Given problem: Copy the records below, from the line containing "Transcribe this image's" through the last line; leave out pictures.

====== Data provided ======

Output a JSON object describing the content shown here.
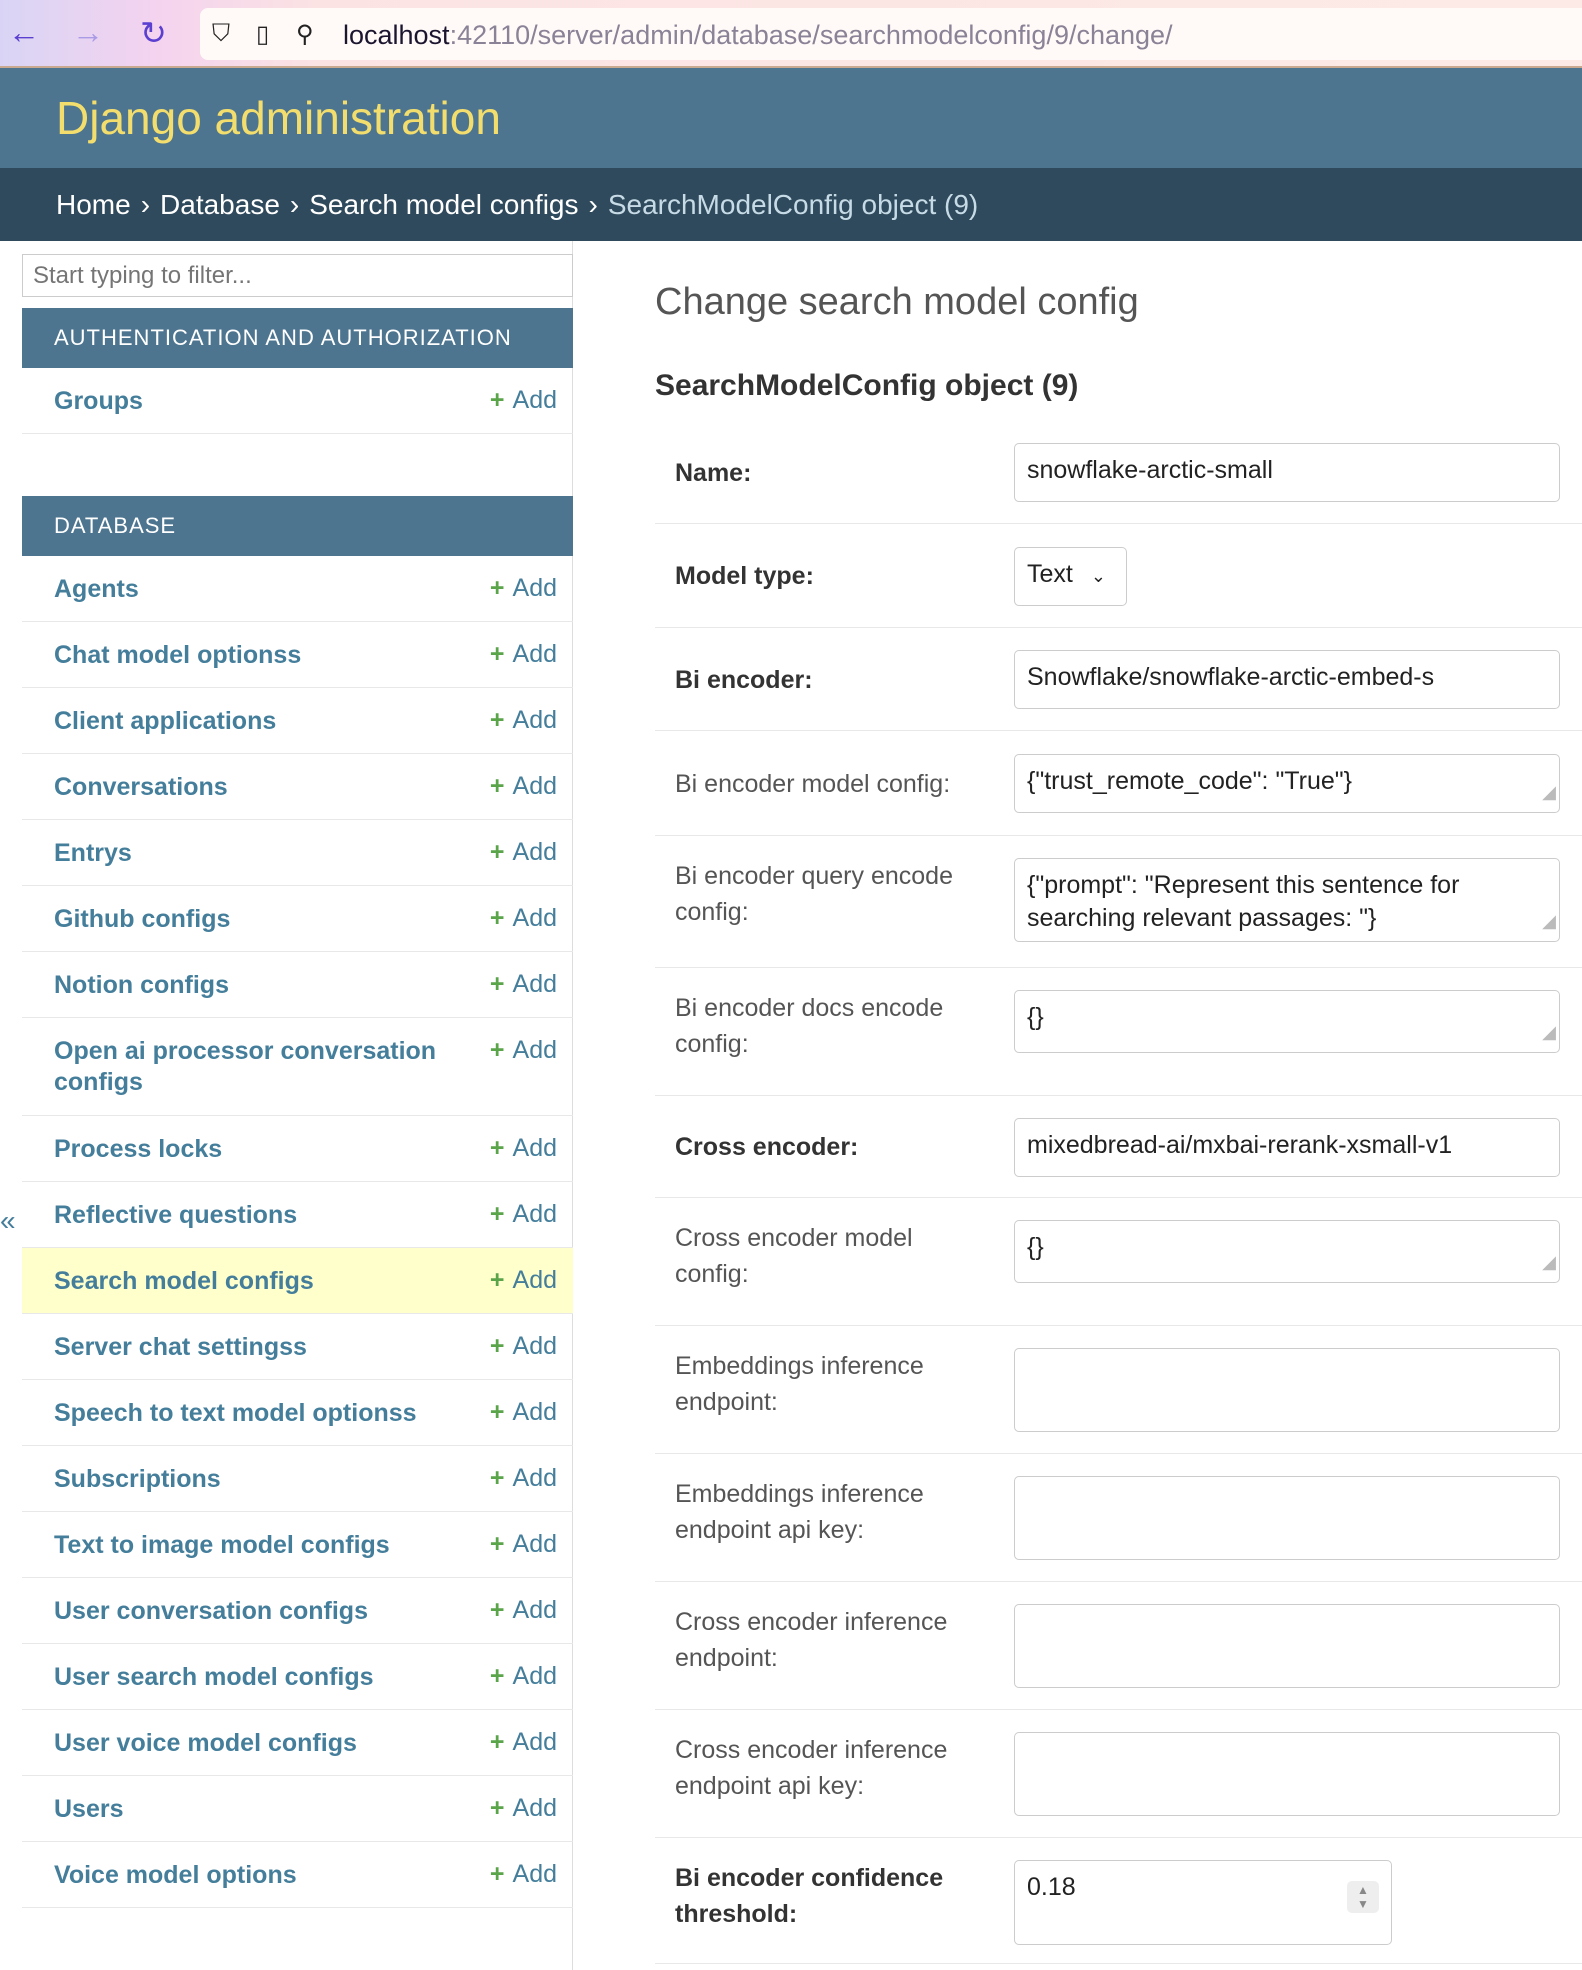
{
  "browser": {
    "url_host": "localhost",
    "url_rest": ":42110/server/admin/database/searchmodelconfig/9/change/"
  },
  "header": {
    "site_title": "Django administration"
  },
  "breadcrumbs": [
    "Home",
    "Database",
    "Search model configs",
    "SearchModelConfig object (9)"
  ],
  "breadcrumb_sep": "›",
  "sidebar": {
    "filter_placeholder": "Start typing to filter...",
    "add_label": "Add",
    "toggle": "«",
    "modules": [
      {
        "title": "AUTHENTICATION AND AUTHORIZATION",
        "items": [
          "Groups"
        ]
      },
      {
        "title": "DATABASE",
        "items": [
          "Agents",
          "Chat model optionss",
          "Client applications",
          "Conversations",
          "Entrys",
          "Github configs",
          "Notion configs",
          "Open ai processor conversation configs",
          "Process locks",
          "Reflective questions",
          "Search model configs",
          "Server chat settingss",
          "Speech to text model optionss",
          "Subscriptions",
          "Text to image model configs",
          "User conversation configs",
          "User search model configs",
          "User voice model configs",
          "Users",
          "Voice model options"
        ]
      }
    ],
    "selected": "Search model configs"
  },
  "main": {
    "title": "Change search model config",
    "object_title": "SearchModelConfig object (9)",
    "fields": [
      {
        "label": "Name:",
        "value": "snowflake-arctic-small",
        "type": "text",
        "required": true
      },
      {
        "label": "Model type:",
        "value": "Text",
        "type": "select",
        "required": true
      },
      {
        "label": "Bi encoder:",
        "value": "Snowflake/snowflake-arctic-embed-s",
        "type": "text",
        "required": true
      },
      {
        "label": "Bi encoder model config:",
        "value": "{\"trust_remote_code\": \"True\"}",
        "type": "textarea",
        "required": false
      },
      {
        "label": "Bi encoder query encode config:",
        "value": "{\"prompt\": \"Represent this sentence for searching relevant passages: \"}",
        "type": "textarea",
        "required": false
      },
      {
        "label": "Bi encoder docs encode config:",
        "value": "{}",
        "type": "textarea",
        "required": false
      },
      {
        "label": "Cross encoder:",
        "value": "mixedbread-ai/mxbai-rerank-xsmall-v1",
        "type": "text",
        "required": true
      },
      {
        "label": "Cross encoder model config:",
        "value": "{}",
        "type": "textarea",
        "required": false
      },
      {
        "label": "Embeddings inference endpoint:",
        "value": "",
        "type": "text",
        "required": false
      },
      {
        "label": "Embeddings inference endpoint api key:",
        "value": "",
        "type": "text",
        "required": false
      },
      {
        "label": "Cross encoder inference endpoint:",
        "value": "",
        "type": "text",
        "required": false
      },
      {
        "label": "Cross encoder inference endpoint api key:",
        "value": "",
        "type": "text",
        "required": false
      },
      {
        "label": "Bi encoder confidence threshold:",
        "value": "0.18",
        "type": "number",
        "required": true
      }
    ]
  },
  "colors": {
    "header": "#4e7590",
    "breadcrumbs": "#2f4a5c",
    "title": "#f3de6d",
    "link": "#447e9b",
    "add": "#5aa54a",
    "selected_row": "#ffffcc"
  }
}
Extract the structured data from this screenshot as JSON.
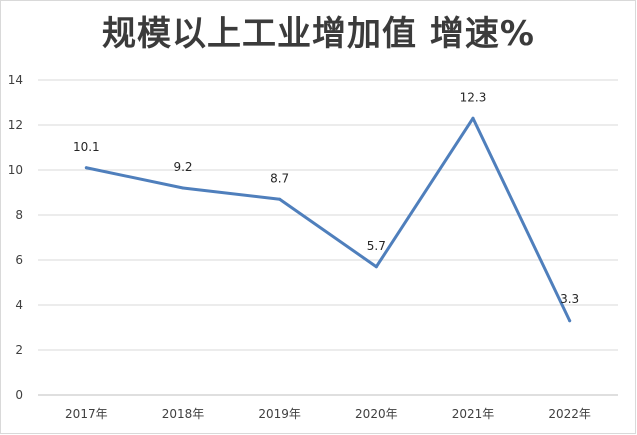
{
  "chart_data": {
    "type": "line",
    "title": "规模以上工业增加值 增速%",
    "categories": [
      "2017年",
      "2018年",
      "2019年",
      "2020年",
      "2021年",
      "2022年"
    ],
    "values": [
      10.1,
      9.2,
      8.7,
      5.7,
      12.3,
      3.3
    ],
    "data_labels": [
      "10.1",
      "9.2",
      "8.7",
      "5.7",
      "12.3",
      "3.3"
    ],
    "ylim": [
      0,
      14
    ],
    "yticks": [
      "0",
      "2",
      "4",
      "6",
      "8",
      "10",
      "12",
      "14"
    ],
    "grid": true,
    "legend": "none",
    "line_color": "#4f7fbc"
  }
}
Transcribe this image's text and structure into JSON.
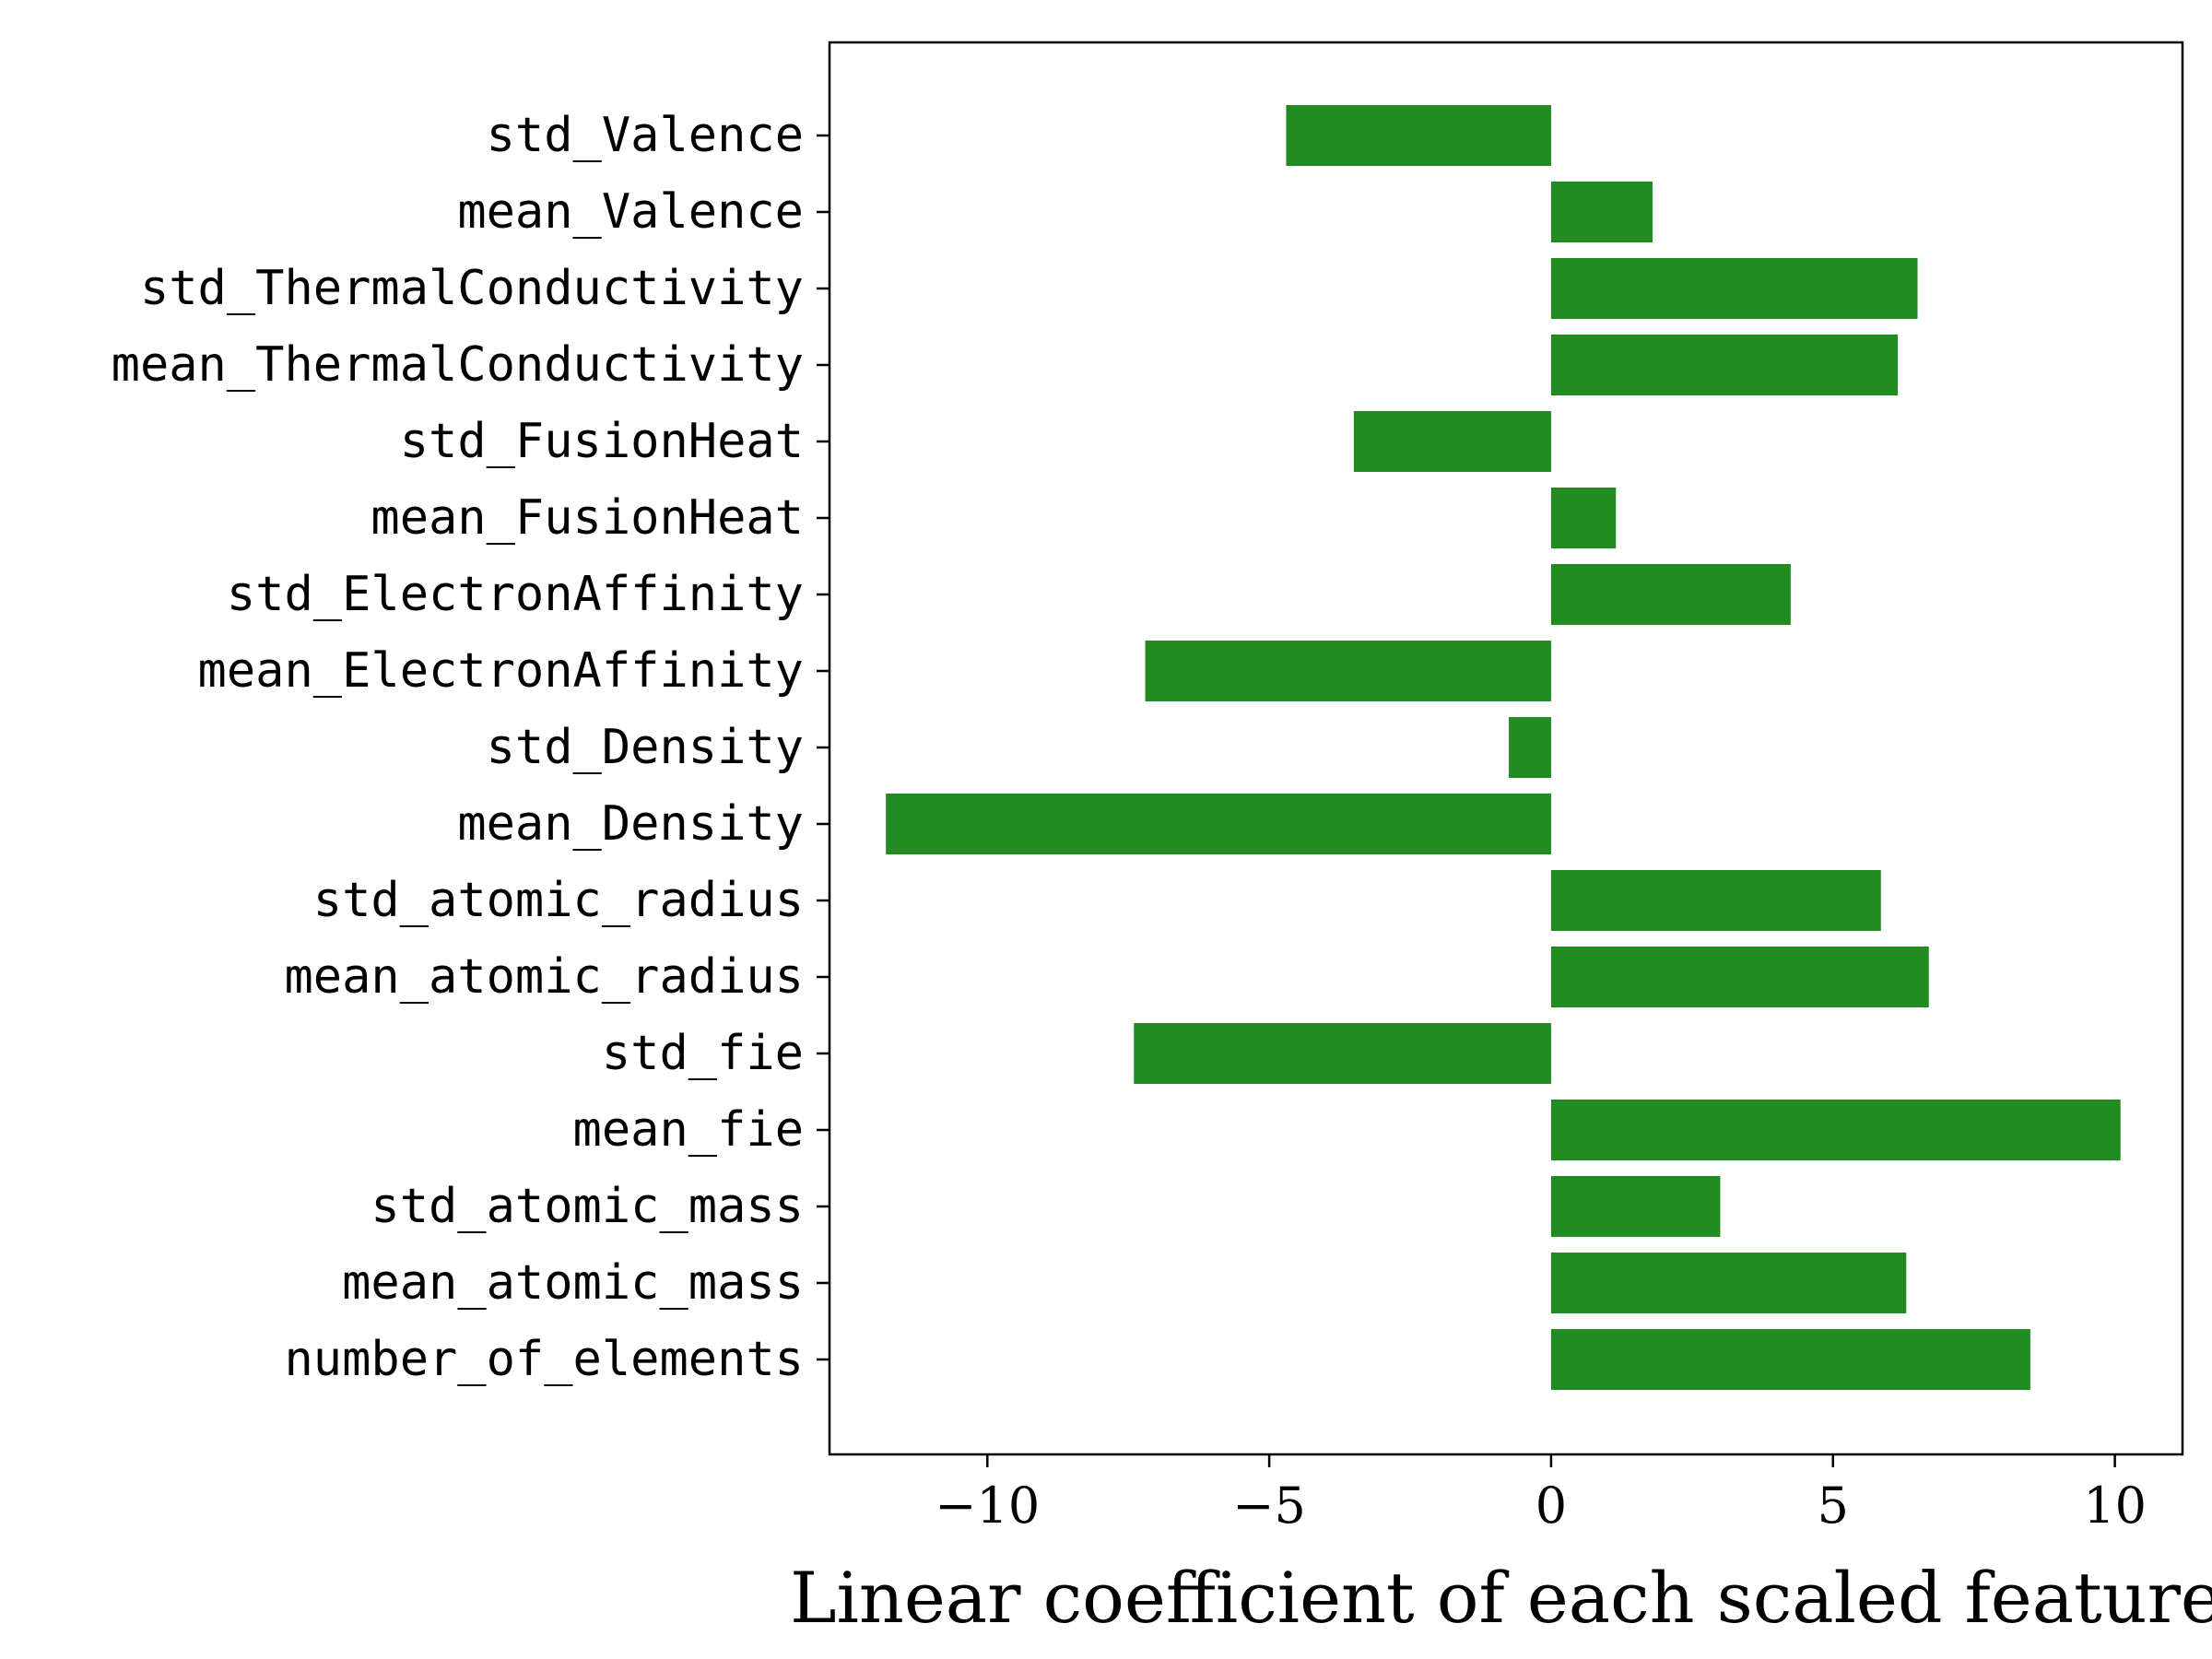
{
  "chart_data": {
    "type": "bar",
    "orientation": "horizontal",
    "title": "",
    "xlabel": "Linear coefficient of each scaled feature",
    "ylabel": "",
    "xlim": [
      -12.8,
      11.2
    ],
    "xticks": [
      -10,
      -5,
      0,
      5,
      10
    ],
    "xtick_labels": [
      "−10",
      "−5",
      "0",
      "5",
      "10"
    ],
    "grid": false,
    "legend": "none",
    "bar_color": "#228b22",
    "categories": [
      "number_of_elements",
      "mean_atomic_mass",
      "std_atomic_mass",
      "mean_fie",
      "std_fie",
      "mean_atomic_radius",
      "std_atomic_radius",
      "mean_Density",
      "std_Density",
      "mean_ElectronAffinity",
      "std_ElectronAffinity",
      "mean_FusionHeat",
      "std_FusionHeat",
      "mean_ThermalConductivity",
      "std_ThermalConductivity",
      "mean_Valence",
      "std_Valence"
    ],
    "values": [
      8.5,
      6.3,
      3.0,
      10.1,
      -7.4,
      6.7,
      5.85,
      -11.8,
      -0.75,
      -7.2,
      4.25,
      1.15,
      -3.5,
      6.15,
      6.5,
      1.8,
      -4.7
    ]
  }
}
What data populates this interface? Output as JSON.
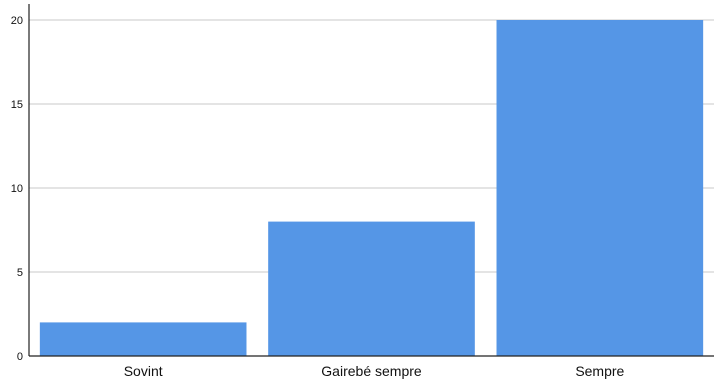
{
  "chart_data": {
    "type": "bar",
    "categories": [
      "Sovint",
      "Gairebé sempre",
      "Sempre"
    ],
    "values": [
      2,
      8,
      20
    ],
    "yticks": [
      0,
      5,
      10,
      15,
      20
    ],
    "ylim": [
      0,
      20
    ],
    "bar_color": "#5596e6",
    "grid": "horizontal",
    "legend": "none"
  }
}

======

The response:
Transcribe this image's text and structure into JSON.
{
  "chart_data": {
    "type": "bar",
    "orientation": "horizontal",
    "title": "",
    "xlabel": "Linear coefficient of each scaled feature",
    "ylabel": "",
    "xlim": [
      -12.8,
      11.2
    ],
    "xticks": [
      -10,
      -5,
      0,
      5,
      10
    ],
    "xtick_labels": [
      "−10",
      "−5",
      "0",
      "5",
      "10"
    ],
    "grid": false,
    "legend": "none",
    "bar_color": "#228b22",
    "categories": [
      "number_of_elements",
      "mean_atomic_mass",
      "std_atomic_mass",
      "mean_fie",
      "std_fie",
      "mean_atomic_radius",
      "std_atomic_radius",
      "mean_Density",
      "std_Density",
      "mean_ElectronAffinity",
      "std_ElectronAffinity",
      "mean_FusionHeat",
      "std_FusionHeat",
      "mean_ThermalConductivity",
      "std_ThermalConductivity",
      "mean_Valence",
      "std_Valence"
    ],
    "values": [
      8.5,
      6.3,
      3.0,
      10.1,
      -7.4,
      6.7,
      5.85,
      -11.8,
      -0.75,
      -7.2,
      4.25,
      1.15,
      -3.5,
      6.15,
      6.5,
      1.8,
      -4.7
    ]
  }
}
What data populates this interface? Output as JSON.
{
  "chart_data": {
    "type": "bar",
    "categories": [
      "Sovint",
      "Gairebé sempre",
      "Sempre"
    ],
    "values": [
      2,
      8,
      20
    ],
    "yticks": [
      0,
      5,
      10,
      15,
      20
    ],
    "ylim": [
      0,
      20
    ],
    "bar_color": "#5596e6",
    "grid": "horizontal",
    "legend": "none"
  }
}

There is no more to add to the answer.